* What needs to be done *
Locate the lines that hold the string "xlabel". Copy every such line.

* Recorded data *
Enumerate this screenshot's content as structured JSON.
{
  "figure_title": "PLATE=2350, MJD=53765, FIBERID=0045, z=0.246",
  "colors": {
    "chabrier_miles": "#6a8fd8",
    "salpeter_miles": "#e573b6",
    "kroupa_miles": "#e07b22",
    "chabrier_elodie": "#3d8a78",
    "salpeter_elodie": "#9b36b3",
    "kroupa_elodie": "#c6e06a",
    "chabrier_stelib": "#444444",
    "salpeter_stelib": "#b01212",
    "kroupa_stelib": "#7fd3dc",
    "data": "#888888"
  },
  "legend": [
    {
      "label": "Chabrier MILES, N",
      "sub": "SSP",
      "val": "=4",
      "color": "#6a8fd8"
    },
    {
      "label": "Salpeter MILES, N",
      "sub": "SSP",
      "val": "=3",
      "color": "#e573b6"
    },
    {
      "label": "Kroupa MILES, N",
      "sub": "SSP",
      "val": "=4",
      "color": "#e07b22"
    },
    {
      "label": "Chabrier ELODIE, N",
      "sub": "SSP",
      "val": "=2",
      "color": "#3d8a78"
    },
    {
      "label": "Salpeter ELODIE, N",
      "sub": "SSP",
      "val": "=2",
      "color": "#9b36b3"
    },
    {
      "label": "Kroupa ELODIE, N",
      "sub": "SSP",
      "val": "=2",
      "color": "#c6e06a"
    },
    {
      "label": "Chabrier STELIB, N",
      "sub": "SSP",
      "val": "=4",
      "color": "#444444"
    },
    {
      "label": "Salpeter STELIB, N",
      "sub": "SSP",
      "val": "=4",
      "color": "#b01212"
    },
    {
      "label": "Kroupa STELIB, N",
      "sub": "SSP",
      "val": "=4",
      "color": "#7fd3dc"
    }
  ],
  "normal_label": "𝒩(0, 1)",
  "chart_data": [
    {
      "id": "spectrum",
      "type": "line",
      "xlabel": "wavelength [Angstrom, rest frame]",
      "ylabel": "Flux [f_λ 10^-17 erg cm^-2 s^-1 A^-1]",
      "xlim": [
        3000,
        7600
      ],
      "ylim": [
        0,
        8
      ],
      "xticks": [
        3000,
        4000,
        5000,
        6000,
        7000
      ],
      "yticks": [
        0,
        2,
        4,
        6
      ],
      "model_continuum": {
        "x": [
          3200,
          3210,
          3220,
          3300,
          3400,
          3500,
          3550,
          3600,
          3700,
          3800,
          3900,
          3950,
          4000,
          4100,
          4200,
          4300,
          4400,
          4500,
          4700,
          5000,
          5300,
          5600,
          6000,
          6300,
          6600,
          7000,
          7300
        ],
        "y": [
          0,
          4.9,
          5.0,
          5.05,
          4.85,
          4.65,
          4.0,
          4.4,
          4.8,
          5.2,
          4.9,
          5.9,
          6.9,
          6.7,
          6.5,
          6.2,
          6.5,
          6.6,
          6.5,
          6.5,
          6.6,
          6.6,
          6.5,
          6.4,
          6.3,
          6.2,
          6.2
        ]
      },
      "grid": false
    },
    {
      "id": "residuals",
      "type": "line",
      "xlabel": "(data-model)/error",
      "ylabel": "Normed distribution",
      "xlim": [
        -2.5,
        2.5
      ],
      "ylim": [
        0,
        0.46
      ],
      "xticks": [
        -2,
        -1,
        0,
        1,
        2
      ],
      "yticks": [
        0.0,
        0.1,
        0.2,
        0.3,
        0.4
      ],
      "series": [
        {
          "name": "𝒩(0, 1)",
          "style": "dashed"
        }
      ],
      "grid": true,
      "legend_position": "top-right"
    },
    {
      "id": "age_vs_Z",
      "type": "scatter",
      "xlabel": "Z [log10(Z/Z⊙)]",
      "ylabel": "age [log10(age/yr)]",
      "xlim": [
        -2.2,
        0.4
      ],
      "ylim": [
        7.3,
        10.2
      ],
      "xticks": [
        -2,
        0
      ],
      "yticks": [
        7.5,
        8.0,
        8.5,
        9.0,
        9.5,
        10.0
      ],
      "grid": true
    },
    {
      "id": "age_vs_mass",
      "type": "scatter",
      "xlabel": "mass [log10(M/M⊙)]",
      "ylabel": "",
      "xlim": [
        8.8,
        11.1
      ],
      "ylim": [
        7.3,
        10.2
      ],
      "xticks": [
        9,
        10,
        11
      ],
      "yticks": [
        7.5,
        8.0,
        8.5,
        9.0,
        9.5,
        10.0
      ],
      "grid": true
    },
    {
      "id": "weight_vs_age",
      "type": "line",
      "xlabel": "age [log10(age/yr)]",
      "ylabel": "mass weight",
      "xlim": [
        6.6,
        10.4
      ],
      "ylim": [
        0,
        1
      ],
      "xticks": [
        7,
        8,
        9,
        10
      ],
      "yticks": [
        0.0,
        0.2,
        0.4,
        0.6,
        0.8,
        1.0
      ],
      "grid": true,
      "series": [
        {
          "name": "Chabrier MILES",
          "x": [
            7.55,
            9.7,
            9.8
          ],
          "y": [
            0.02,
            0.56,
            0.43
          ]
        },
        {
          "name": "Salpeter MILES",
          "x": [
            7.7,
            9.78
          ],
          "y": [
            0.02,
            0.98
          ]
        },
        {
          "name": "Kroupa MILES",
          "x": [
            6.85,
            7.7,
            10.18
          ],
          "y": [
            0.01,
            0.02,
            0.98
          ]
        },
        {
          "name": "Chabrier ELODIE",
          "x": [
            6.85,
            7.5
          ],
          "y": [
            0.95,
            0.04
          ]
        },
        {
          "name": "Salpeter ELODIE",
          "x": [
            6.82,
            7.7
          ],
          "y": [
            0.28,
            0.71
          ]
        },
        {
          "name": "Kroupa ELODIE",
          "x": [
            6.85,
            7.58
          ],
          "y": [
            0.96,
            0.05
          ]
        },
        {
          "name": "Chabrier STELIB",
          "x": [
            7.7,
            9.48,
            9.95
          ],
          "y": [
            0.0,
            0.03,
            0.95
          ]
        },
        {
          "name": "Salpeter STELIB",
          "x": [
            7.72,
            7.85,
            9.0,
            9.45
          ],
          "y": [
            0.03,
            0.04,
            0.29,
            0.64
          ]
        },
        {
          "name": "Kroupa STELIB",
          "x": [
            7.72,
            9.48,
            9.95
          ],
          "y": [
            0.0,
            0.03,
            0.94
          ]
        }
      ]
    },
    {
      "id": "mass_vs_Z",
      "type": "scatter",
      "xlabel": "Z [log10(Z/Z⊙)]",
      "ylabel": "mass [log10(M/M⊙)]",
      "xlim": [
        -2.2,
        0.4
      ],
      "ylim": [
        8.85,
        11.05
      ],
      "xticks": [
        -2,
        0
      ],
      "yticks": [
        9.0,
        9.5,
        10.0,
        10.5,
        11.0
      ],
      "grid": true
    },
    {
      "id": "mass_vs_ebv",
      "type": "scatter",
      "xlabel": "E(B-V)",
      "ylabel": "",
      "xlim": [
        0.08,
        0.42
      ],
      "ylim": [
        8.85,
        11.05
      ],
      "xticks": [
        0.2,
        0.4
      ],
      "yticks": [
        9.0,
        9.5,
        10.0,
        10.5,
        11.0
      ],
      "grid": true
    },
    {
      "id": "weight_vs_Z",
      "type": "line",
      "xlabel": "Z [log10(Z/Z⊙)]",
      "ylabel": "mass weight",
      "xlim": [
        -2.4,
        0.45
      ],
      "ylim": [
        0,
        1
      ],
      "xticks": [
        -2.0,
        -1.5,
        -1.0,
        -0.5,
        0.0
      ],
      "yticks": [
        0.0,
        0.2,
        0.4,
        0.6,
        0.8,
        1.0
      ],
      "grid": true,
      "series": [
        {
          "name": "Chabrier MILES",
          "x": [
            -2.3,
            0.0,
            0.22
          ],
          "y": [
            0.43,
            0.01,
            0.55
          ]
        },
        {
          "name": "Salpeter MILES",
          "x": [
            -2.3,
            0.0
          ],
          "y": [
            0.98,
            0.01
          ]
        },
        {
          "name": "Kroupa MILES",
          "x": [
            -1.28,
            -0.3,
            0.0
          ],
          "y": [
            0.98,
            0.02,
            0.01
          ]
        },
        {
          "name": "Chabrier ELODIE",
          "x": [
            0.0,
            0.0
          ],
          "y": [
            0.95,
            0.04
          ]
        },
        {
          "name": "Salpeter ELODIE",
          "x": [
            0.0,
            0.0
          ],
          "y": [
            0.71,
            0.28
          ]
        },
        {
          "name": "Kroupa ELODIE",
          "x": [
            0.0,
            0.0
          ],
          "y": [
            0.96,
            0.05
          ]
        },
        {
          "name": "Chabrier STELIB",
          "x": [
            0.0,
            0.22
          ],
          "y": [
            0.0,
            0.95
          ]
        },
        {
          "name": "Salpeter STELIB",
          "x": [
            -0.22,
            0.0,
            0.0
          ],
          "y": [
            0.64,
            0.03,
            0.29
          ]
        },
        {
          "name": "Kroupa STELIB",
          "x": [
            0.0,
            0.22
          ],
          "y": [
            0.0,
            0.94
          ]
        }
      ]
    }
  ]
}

* Reply to the exercise *
      "xlabel": "wavelength [Angstrom, rest frame]",
      "xlabel": "(data-model)/error",
      "xlabel": "Z [log10(Z/Z⊙)]",
      "xlabel": "mass [log10(M/M⊙)]",
      "xlabel": "age [log10(age/yr)]",
      "xlabel": "Z [log10(Z/Z⊙)]",
      "xlabel": "E(B-V)",
      "xlabel": "Z [log10(Z/Z⊙)]",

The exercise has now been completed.